- [To be done]
Report the count of lines containing the word "management" in the entries below, and nothing more.

----- Extracted records

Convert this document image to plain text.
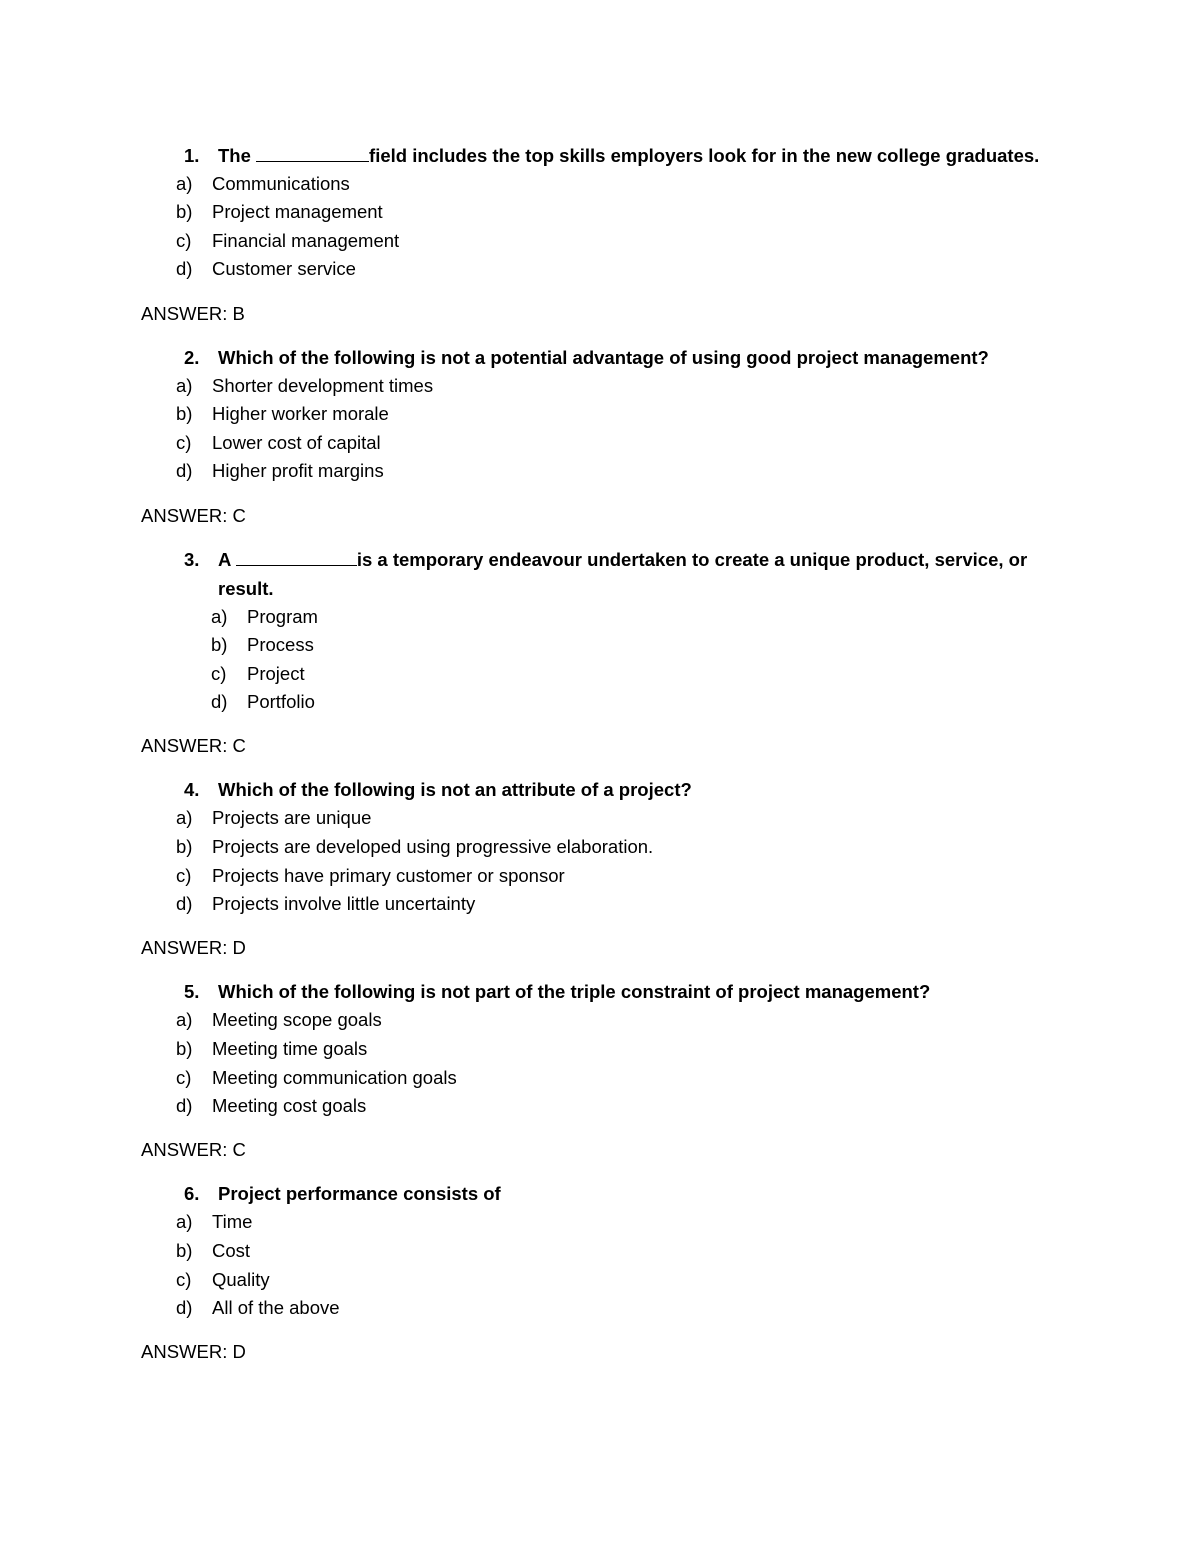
1. The	field includes the top skills employers look for in the new college graduates.
a) Communications
b) Project management
c) Financial management
d) Customer service
ANSWER: B
2. Which of the following is not a potential advantage of using good project management?
a) Shorter development times
b) Higher worker morale
c) Lower cost of capital
d) Higher profit margins
ANSWER: C
3.	A	is a temporary endeavour undertaken to create a unique product, service, or result.
a) Program
b) Process
c) Project
d) Portfolio
ANSWER: C
4. Which of the following is not an attribute of a project?
a) Projects are unique
b) Projects are developed using progressive elaboration.
c) Projects have primary customer or sponsor
d) Projects involve little uncertainty
ANSWER: D
5. Which of the following is not part of the triple constraint of project management?
a) Meeting scope goals
b) Meeting time goals
c) Meeting communication goals
d) Meeting cost goals
ANSWER: C
6. Project performance consists of
a) Time
b) Cost
c) Quality
d) All of the above
ANSWER: D
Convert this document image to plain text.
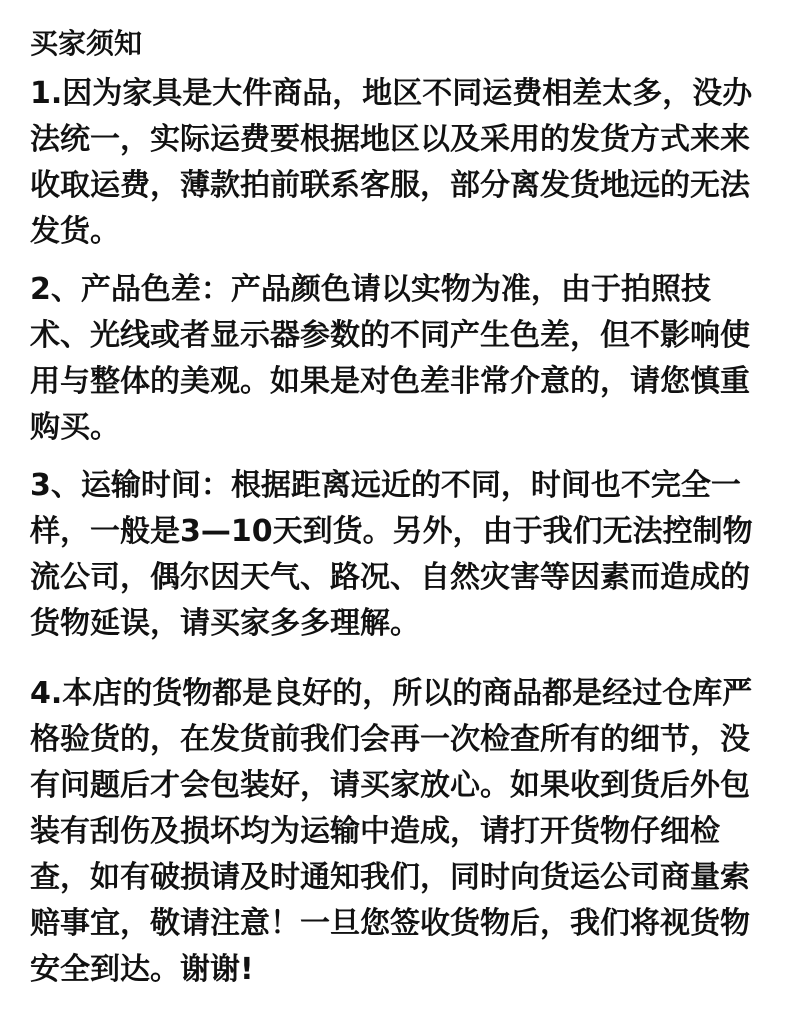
买家须知
1.因为家具是大件商品，地区不同运费相差太多，没办
法统一，实际运费要根据地区以及采用的发货方式来来
收取运费，薄款拍前联系客服，部分离发货地远的无法
发货。
2、产品色差：产品颜色请以实物为准，由于拍照技
术、光线或者显示器参数的不同产生色差，但不影响使
用与整体的美观。如果是对色差非常介意的，请您慎重
购买。
3、运输时间：根据距离远近的不同，时间也不完全一
样，一般是3—10天到货。另外，由于我们无法控制物
流公司，偶尔因天气、路况、自然灾害等因素而造成的
货物延误，请买家多多理解。
4.本店的货物都是良好的，所以的商品都是经过仓库严
格验货的，在发货前我们会再一次检查所有的细节，没
有问题后才会包装好，请买家放心。如果收到货后外包
装有刮伤及损坏均为运输中造成，请打开货物仔细检
查，如有破损请及时通知我们，同时向货运公司商量索
赔事宜，敬请注意！一旦您签收货物后，我们将视货物
安全到达。谢谢!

----------

- [Response below]
4